Request >> Which lines contain the string "Kongl"? Please list every one of them.

(Saved entries)
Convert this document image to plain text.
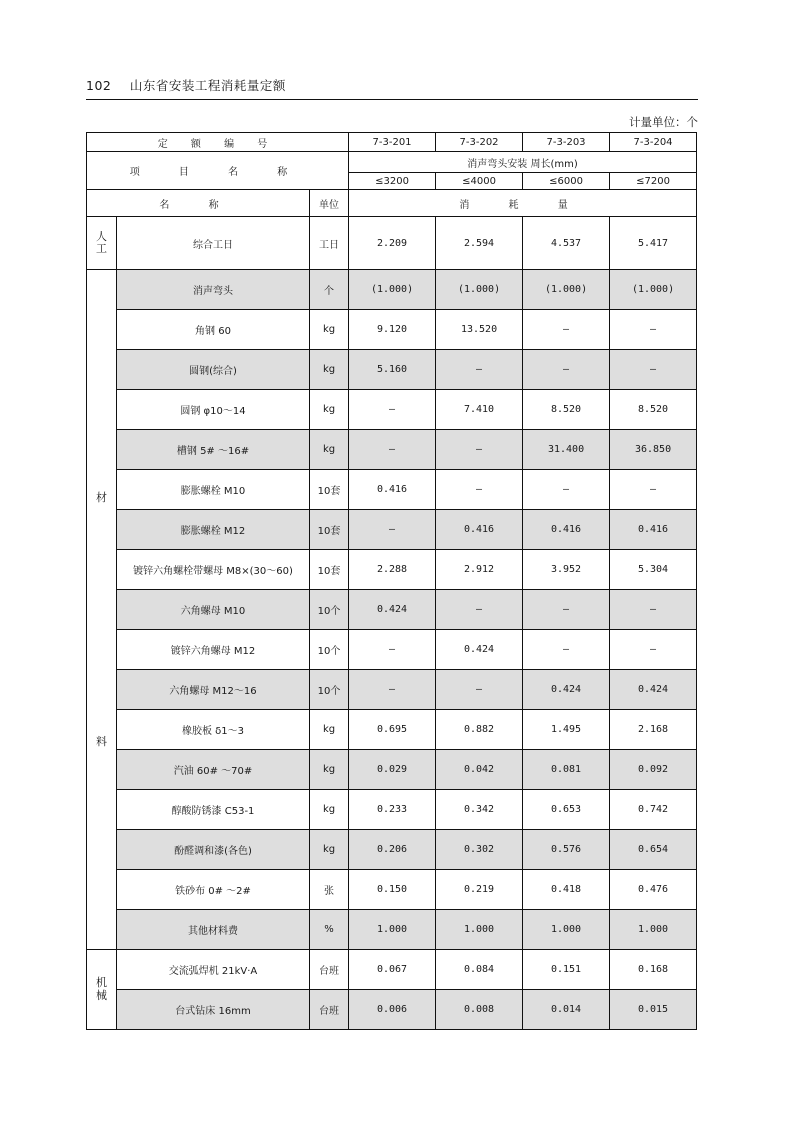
102 山东省安装工程消耗量定额
计量单位：个
定 额 编 号			7-3-201	7-3-202	7-3-203	7-3-204
项 目 名 称			消声弯头安装 周长(mm)			
			≤3200	≤4000	≤6000	≤7200
名 称		单位	消 耗 量			

人
工	综合工日	工日	2.209	2.594	4.537	5.417

材
料	消声弯头	个	(1.000)	(1.000)	(1.000)	(1.000)
	角钢 60	kg	9.120	13.520	—	—
	圆钢(综合)	kg	5.160	—	—	—
	圆钢 φ10～14	kg	—	7.410	8.520	8.520
	槽钢 5# ～16#	kg	—	—	31.400	36.850
	膨胀螺栓 M10	10套	0.416	—	—	—
	膨胀螺栓 M12	10套	—	0.416	0.416	0.416
	镀锌六角螺栓带螺母 M8×(30～60)	10套	2.288	2.912	3.952	5.304
	六角螺母 M10	10个	0.424	—	—	—
	镀锌六角螺母 M12	10个	—	0.424	—	—
	六角螺母 M12～16	10个	—	—	0.424	0.424
	橡胶板 δ1～3	kg	0.695	0.882	1.495	2.168
	汽油 60# ～70#	kg	0.029	0.042	0.081	0.092
	醇酸防锈漆 C53-1	kg	0.233	0.342	0.653	0.742
	酚醛调和漆(各色)	kg	0.206	0.302	0.576	0.654
	铁砂布 0# ～2#	张	0.150	0.219	0.418	0.476
	其他材料费	%	1.000	1.000	1.000	1.000

机
械	交流弧焊机 21kV·A	台班	0.067	0.084	0.151	0.168
	台式钻床 16mm	台班	0.006	0.008	0.014	0.015
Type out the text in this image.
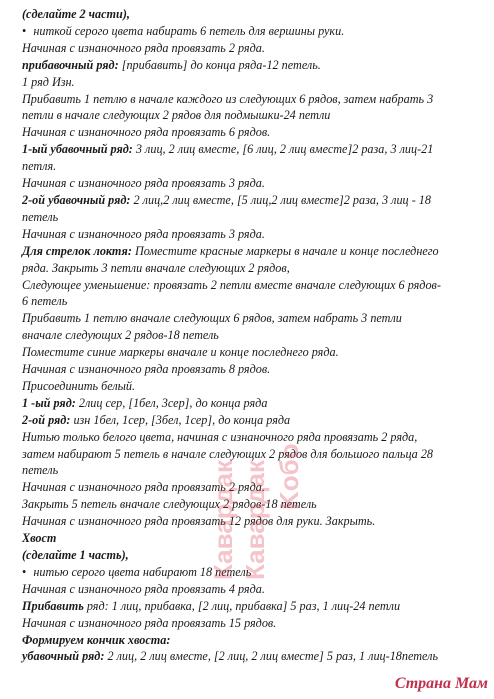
(сделайте 2 части),
• ниткой серого цвета набирать 6 петель для вершины руки.
Начиная с изнаночного ряда провязать 2 ряда.
прибавочный ряд: [прибавить] до конца ряда-12 петель.
1 ряд Изн.
Прибавить 1 петлю в начале каждого из следующих 6 рядов, затем набрать 3
петли в начале следующих 2 рядов для подмышки-24 петли
Начиная с изнаночного ряда провязать 6 рядов.
1-ый убавочный ряд: 3 лиц, 2 лиц вместе, [6 лиц, 2 лиц вместе]2 раза, 3 лиц-21
петля.
Начиная с изнаночного ряда провязать 3 ряда.
2-ой убавочный ряд: 2 лиц,2 лиц вместе, [5 лиц,2 лиц вместе]2 раза, 3 лиц - 18
петель
Начиная с изнаночного ряда провязать 3 ряда.
Для стрелок локтя: Поместите красные маркеры в начале и конце последнего
ряда. Закрыть 3 петли вначале следующих 2 рядов,
Следующее уменьшение: провязать 2 петли вместе вначале следующих 6 рядов-
6 петель
Прибавить 1 петлю вначале следующих 6 рядов, затем набрать 3 петли
вначале следующих 2 рядов-18 петель
Поместите синие маркеры вначале и конце последнего ряда.
Начиная с изнаночного ряда провязать 8 рядов.
Присоединить белый.
1 -ый ряд: 2лиц сер, [1бел, 3сер], до конца ряда
2-ой ряд: изн 1бел, 1сер, [3бел, 1сер], до конца ряда
Нитью только белого цвета, начиная с изнаночного ряда провязать 2 ряда,
затем набирают 5 петель в начале следующих 2 рядов для большого пальца 28
петель
Начиная с изнаночного ряда провязать 2 ряда.
Закрыть 5 петель вначале следующих 2 рядов-18 петель
Начиная с изнаночного ряда провязать 12 рядов для руки. Закрыть.
Хвост
(сделайте 1 часть),
• нитью серого цвета набирают 18 петель
Начиная с изнаночного ряда провязать 4 ряда.
Прибавить ряд: 1 лиц, прибавка, [2 лиц, прибавка] 5 раз, 1 лиц-24 петли
Начиная с изнаночного ряда провязать 15 рядов.
Формируем кончик хвоста:
убавочный ряд: 2 лиц, 2 лиц вместе, [2 лиц, 2 лиц вместе] 5 раз, 1 лиц-18петель
Кавардак Кавардак Koбо
Страна Мам
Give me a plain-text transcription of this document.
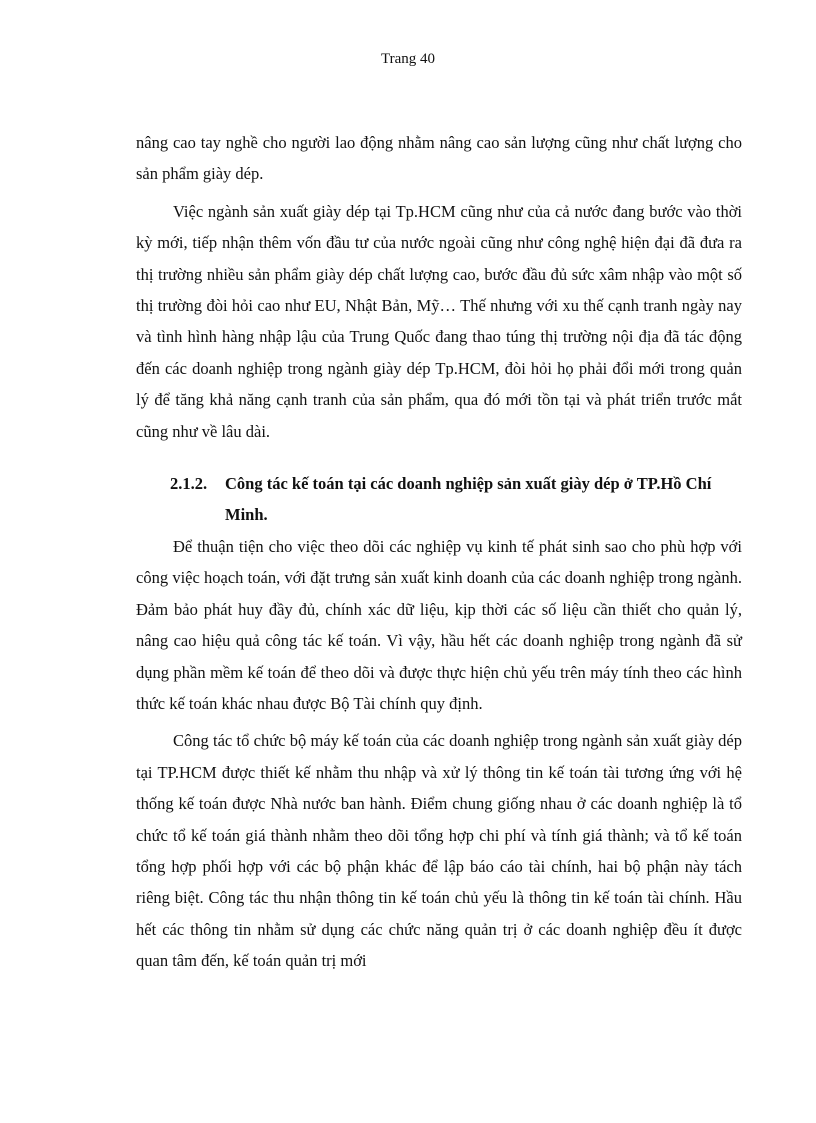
Trang 40

nâng cao tay nghề cho người lao động nhằm nâng cao sản lượng cũng như chất lượng cho sản phẩm giày dép.

Việc ngành sản xuất giày dép tại Tp.HCM cũng như của cả nước đang bước vào thời kỳ mới, tiếp nhận thêm vốn đầu tư của nước ngoài cũng như công nghệ hiện đại đã đưa ra thị trường nhiều sản phẩm giày dép chất lượng cao, bước đầu đủ sức xâm nhập vào một số thị trường đòi hỏi cao như EU, Nhật Bản, Mỹ… Thế nhưng với xu thế cạnh tranh ngày nay và tình hình hàng nhập lậu của Trung Quốc đang thao túng thị trường nội địa đã tác động đến các doanh nghiệp trong ngành giày dép Tp.HCM, đòi hỏi họ phải đổi mới trong quản lý để tăng khả năng cạnh tranh của sản phẩm, qua đó mới tồn tại và phát triển trước mắt cũng như về lâu dài.

2.1.2. Công tác kế toán tại các doanh nghiệp sản xuất giày dép ở TP.Hồ Chí Minh.

Để thuận tiện cho việc theo dõi các nghiệp vụ kinh tế phát sinh sao cho phù hợp với công việc hoạch toán, với đặt trưng sản xuất kinh doanh của các doanh nghiệp trong ngành. Đảm bảo phát huy đầy đủ, chính xác dữ liệu, kịp thời các số liệu cần thiết cho quản lý, nâng cao hiệu quả công tác kế toán. Vì vậy, hầu hết các doanh nghiệp trong ngành đã sử dụng phần mềm kế toán để theo dõi và được thực hiện chủ yếu trên máy tính theo các hình thức kế toán khác nhau được Bộ Tài chính quy định.

Công tác tổ chức bộ máy kế toán của các doanh nghiệp trong ngành sản xuất giày dép tại TP.HCM được thiết kế nhằm thu nhập và xử lý thông tin kế toán tài tương ứng với hệ thống kế toán được Nhà nước ban hành. Điểm chung giống nhau ở các doanh nghiệp là tổ chức tổ kế toán giá thành nhằm theo dõi tổng hợp chi phí và tính giá thành; và tổ kế toán tổng hợp phối hợp với các bộ phận khác để lập báo cáo tài chính, hai bộ phận này tách riêng biệt. Công tác thu nhận thông tin kế toán chủ yếu là thông tin kế toán tài chính. Hầu hết các thông tin nhằm sử dụng các chức năng quản trị ở các doanh nghiệp đều ít được quan tâm đến, kế toán quản trị mới
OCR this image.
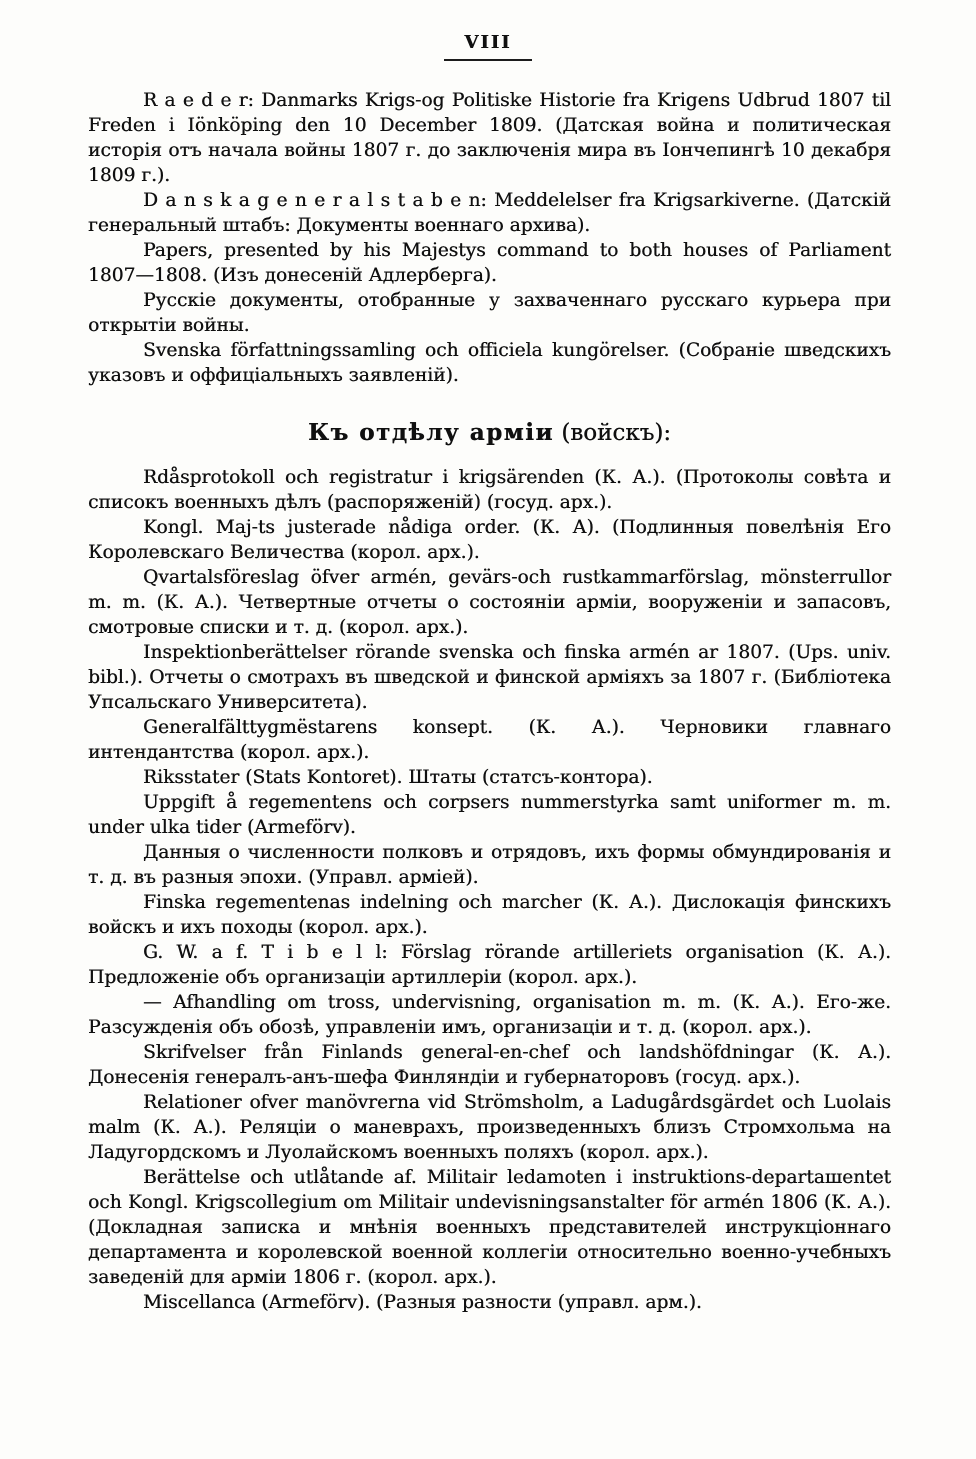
VIII

R a e d e r: Danmarks Krigs-og Politiske Historie fra Krigens Udbrud 1807 til Freden i Iönköping den 10 December 1809. (Датская война и политическая исторія отъ начала войны 1807 г. до заключенія мира въ Іончепингѣ 10 декабря 1809 г.).

D a n s k a g e n e r a l s t a b e n: Meddelelser fra Krigsarkiverne. (Датскій генеральный штабъ: Документы военнаго архива).

Papers, presented by his Majestys command to both houses of Parliament 1807—1808. (Изъ донесеній Адлерберга).

Русскіе документы, отобранные у захваченнаго русскаго курьера при открытіи войны.

Svenska författningssamling och officiela kungörelser. (Собраніе шведскихъ указовъ и оффиціальныхъ заявленій).

Къ отдѣлу арміи (войскъ):

Rdåsprotokoll och registratur i krigsärenden (К. А.). (Протоколы совѣта и списокъ военныхъ дѣлъ (распоряженій) (госуд. арх.).

Kongl. Maj-ts justerade nådiga order. (К. А). (Подлинныя повелѣнія Его Королевскаго Величества (корол. арх.).

Qvartalsföreslag öfver armén, gevärs-och rustkammarförslag, mönsterrullor m. m. (К. А.). Четвертные отчеты о состояніи арміи, вооруженіи и запасовъ, смотровые списки и т. д. (корол. арх.).

Inspektionberättelser rörande svenska och finska armén ar 1807. (Ups. univ. bibl.). Отчеты о смотрахъ въ шведской и финской арміяхъ за 1807 г. (Библіотека Упсальскаго Университета).

Generalfälttygmëstarens konsept. (К. А.). Черновики главнаго интендантства (корол. арх.).

Riksstater (Stats Kontoret). Штаты (статсъ-контора).

Uppgift å regementens och corpsers nummerstyrka samt uniformer m. m. under ulka tider (Armeförv).

Данныя о численности полковъ и отрядовъ, ихъ формы обмундированія и т. д. въ разныя эпохи. (Управл. арміей).

Finska regementenas indelning och marcher (К. А.). Дислокація финскихъ войскъ и ихъ походы (корол. арх.).

G. W. a f. T i b e l l: Förslag rörande artilleriets organisation (К. А.). Предложеніе объ организаціи артиллеріи (корол. арх.).

— Afhandling om tross, undervisning, organisation m. m. (К. А.). Его-же. Разсужденія объ обозѣ, управленіи имъ, организаціи и т. д. (корол. арх.).

Skrifvelser från Finlands general-en-chef och landshöfdningar (К. А.). Донесенія генералъ-анъ-шефа Финляндіи и губернаторовъ (госуд. арх.).

Relationer ofver manövrerna vid Strömsholm, a Ladugårdsgärdet och Luolais malm (К. А.). Реляціи о маневрахъ, произведенныхъ близъ Стромхольма на Ладугордскомъ и Луолайскомъ военныхъ поляхъ (корол. арх.).

Berättelse och utlåtande af. Militair ledamoten i instruktions-departaшentet och Kongl. Krigscollegium om Militair undevisningsanstalter för armén 1806 (К. А.). (Докладная записка и мнѣнія военныхъ представителей инструкціоннаго департамента и королевской военной коллегіи относительно военно-учебныхъ заведеній для арміи 1806 г. (корол. арх.).

Miscellanca (Armeförv). (Разныя разности (управл. арм.).
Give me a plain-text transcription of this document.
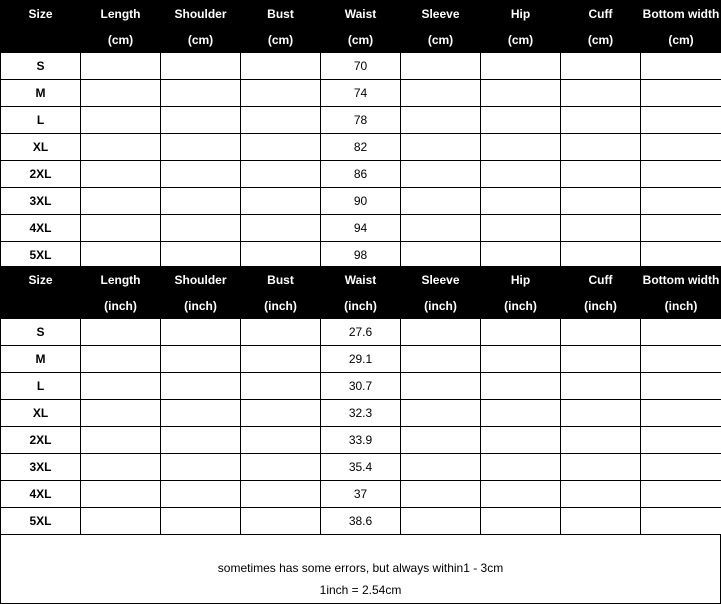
Size	Length	Shoulder	Bust	Waist	Sleeve	Hip	Cuff	Bottom width
	(cm)	(cm)	(cm)	(cm)	(cm)	(cm)	(cm)	(cm)
S				70				
M				74				
L				78				
XL				82				
2XL				86				
3XL				90				
4XL				94				
5XL				98				
Size	Length	Shoulder	Bust	Waist	Sleeve	Hip	Cuff	Bottom width
	(inch)	(inch)	(inch)	(inch)	(inch)	(inch)	(inch)	(inch)
S				27.6				
M				29.1				
L				30.7				
XL				32.3				
2XL				33.9				
3XL				35.4				
4XL				37				
5XL				38.6				
sometimes has some errors, but always within1 - 3cm
1inch = 2.54cm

Result below >>
Kongl. Maj-ts justerade nådiga order. (К. А). (Подлинныя повелѣнія Его Королевскаго Величества (корол. арх.).
Berättelse och utlåtande af. Militair ledamoten i instruktions-departaшentet och Kongl. Krigscollegium om Militair undevisningsanstalter för armén 1806 (К. А.). (Докладная записка и мнѣнія военныхъ представителей инструкціоннаго департамента и королевской военной коллегіи относительно военно-учебныхъ заведеній для арміи 1806 г. (корол. арх.).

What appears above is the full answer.